-- START Supplied data --
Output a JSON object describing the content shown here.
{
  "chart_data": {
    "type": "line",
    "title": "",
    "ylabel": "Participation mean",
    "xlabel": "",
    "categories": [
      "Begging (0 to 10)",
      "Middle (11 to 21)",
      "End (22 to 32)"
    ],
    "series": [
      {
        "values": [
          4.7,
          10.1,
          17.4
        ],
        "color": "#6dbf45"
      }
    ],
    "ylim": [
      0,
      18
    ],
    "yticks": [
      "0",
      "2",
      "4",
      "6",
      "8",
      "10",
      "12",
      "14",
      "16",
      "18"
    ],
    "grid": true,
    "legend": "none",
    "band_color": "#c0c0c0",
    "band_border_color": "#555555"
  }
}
-- END Supplied data --
# Problem to work on:
Repeat the entries shown above, every one, word for word.

# Solved problem:
Output a JSON object describing the content shown here.
{
  "chart_data": {
    "type": "line",
    "title": "",
    "ylabel": "Participation mean",
    "xlabel": "",
    "categories": [
      "Begging (0 to 10)",
      "Middle (11 to 21)",
      "End (22 to 32)"
    ],
    "series": [
      {
        "values": [
          4.7,
          10.1,
          17.4
        ],
        "color": "#6dbf45"
      }
    ],
    "ylim": [
      0,
      18
    ],
    "yticks": [
      "0",
      "2",
      "4",
      "6",
      "8",
      "10",
      "12",
      "14",
      "16",
      "18"
    ],
    "grid": true,
    "legend": "none",
    "band_color": "#c0c0c0",
    "band_border_color": "#555555"
  }
}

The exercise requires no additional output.